DIRECTION:
Print the listing's lines from the line with "- auto-scale-checkbox[interactable]: [713, 80, 734, 103]" to the line with "- channel-checkbox[interactable]: [74, 154, 96, 176]", both included, copying each one character for character.

SUPPLIED ENTRIES:
● ● ●

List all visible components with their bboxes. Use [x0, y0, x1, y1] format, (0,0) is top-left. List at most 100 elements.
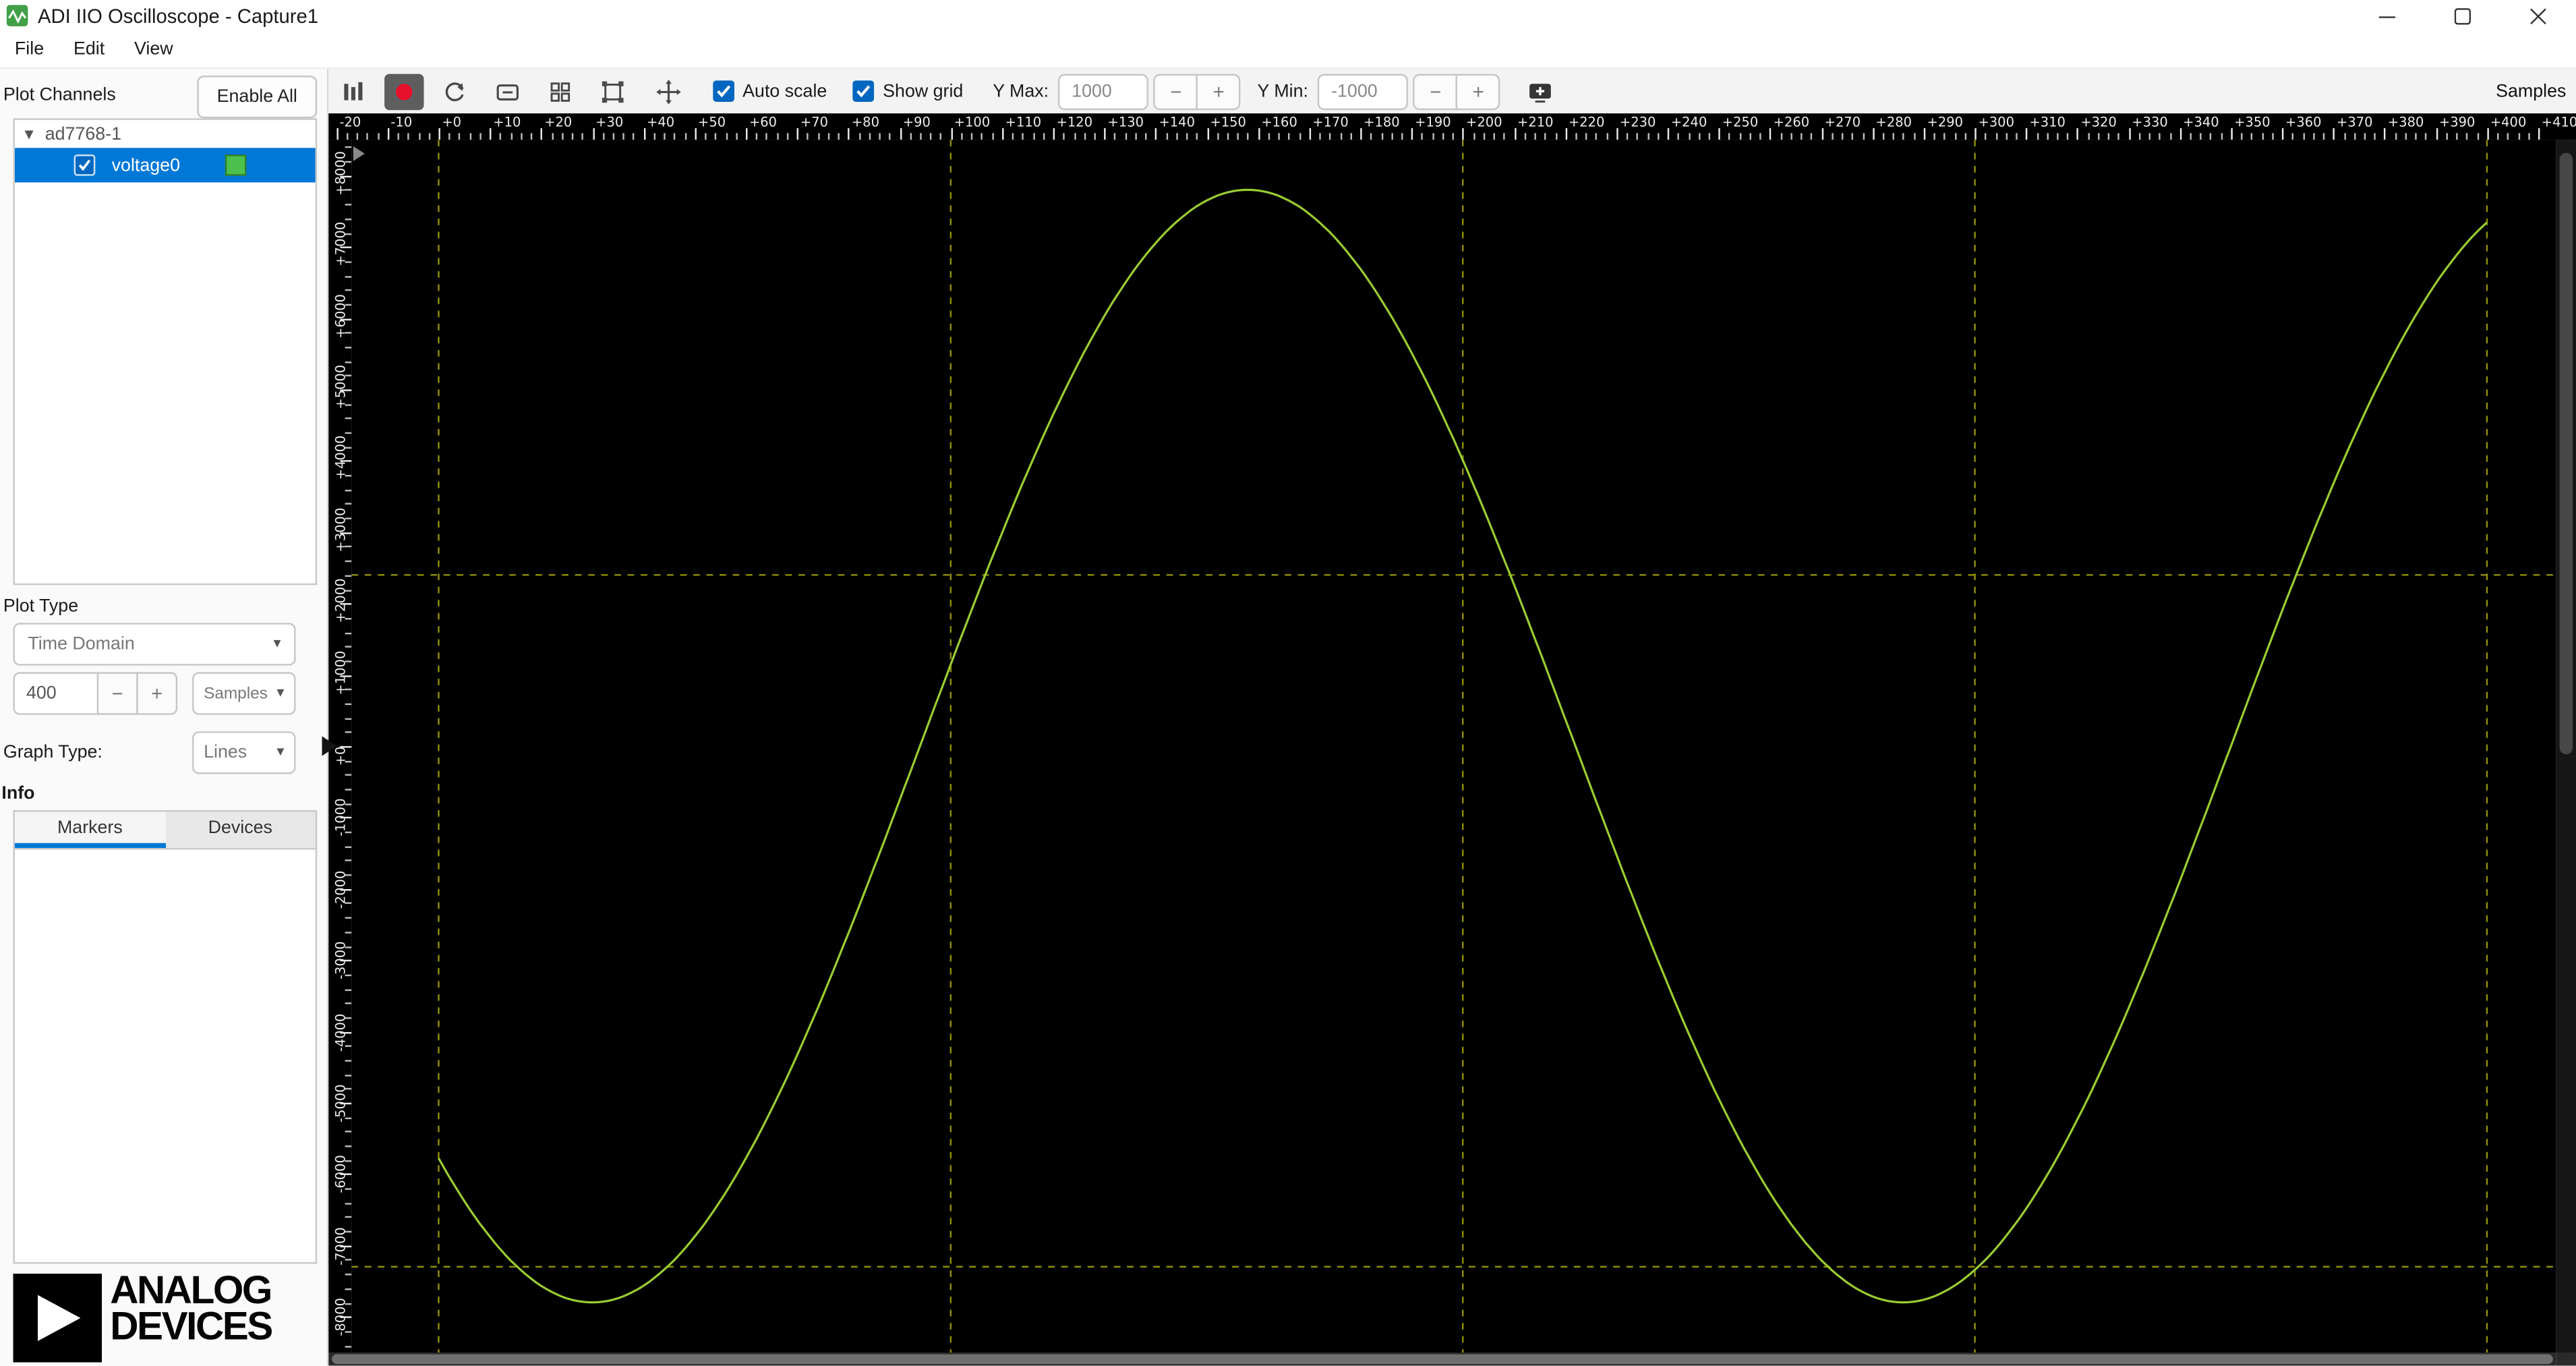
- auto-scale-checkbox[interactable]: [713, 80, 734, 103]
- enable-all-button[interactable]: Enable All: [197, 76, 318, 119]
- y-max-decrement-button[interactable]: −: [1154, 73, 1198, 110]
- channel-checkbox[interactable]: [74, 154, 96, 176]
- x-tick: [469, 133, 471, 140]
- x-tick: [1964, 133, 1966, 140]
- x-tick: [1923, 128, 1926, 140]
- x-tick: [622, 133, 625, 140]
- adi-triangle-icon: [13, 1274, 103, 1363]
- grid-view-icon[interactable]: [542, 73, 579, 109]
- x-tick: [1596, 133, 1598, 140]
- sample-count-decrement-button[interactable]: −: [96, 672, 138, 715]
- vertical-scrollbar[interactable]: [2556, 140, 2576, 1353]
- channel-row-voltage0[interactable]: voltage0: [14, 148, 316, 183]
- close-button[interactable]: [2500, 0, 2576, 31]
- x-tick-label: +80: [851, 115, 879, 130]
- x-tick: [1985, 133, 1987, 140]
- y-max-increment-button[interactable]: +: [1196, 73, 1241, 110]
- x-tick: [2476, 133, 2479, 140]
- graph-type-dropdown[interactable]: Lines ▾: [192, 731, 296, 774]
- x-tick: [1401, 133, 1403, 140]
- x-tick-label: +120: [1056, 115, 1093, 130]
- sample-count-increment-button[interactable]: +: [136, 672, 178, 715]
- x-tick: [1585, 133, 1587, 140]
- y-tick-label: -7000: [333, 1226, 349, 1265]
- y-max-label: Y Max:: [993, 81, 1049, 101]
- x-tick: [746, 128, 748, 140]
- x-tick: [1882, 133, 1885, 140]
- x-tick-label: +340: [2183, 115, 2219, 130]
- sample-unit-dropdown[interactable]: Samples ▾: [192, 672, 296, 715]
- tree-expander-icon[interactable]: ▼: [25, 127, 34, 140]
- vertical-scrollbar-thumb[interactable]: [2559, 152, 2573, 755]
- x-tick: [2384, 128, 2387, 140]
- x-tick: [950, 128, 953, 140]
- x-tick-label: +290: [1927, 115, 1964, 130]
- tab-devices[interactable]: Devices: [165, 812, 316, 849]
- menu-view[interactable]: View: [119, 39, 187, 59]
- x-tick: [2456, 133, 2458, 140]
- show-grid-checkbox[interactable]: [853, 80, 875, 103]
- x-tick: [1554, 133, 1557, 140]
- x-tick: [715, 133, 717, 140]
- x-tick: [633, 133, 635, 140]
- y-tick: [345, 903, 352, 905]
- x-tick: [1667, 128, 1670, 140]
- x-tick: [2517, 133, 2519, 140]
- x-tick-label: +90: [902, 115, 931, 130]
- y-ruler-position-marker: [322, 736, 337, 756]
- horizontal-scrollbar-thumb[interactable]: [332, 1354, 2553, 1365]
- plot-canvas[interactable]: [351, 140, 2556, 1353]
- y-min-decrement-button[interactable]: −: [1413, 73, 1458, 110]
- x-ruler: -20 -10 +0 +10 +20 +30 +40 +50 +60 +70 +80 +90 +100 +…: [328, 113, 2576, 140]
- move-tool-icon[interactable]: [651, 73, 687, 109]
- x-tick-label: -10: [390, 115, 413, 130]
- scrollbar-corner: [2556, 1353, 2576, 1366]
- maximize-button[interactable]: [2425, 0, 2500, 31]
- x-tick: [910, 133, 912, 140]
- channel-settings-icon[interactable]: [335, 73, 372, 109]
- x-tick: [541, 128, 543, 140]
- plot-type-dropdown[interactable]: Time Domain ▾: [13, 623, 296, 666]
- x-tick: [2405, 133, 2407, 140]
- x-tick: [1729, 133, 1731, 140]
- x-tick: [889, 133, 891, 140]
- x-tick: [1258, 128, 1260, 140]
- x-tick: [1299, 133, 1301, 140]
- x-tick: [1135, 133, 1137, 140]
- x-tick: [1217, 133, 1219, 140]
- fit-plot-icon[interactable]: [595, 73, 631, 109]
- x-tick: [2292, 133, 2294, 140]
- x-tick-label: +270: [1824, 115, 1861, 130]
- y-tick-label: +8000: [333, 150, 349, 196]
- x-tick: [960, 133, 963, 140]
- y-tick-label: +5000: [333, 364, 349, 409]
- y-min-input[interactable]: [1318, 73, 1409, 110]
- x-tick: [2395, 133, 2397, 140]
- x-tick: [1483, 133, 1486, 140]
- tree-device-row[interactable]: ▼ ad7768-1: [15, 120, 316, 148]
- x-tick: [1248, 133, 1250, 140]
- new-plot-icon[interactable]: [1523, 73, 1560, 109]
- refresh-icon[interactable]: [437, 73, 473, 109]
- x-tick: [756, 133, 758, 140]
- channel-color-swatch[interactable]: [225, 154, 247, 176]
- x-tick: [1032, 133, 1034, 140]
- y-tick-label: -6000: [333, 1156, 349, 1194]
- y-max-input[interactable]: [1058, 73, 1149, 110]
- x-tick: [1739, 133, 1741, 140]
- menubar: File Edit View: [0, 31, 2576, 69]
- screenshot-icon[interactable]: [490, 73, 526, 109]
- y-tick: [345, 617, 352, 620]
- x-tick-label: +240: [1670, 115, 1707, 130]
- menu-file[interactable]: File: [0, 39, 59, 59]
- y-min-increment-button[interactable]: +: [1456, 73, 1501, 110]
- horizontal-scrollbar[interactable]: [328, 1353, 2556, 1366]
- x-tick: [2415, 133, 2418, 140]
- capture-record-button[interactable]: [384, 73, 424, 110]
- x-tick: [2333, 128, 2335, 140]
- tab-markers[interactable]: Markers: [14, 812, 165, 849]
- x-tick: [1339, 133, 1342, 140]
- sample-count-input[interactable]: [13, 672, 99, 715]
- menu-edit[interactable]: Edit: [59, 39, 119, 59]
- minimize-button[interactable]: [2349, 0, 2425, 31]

● ● ●

RESPONSE:
- auto-scale-checkbox[interactable]: [713, 80, 734, 103]
- enable-all-button[interactable]: Enable All: [197, 76, 318, 119]
- y-max-decrement-button[interactable]: −: [1154, 73, 1198, 110]
- channel-checkbox[interactable]: [74, 154, 96, 176]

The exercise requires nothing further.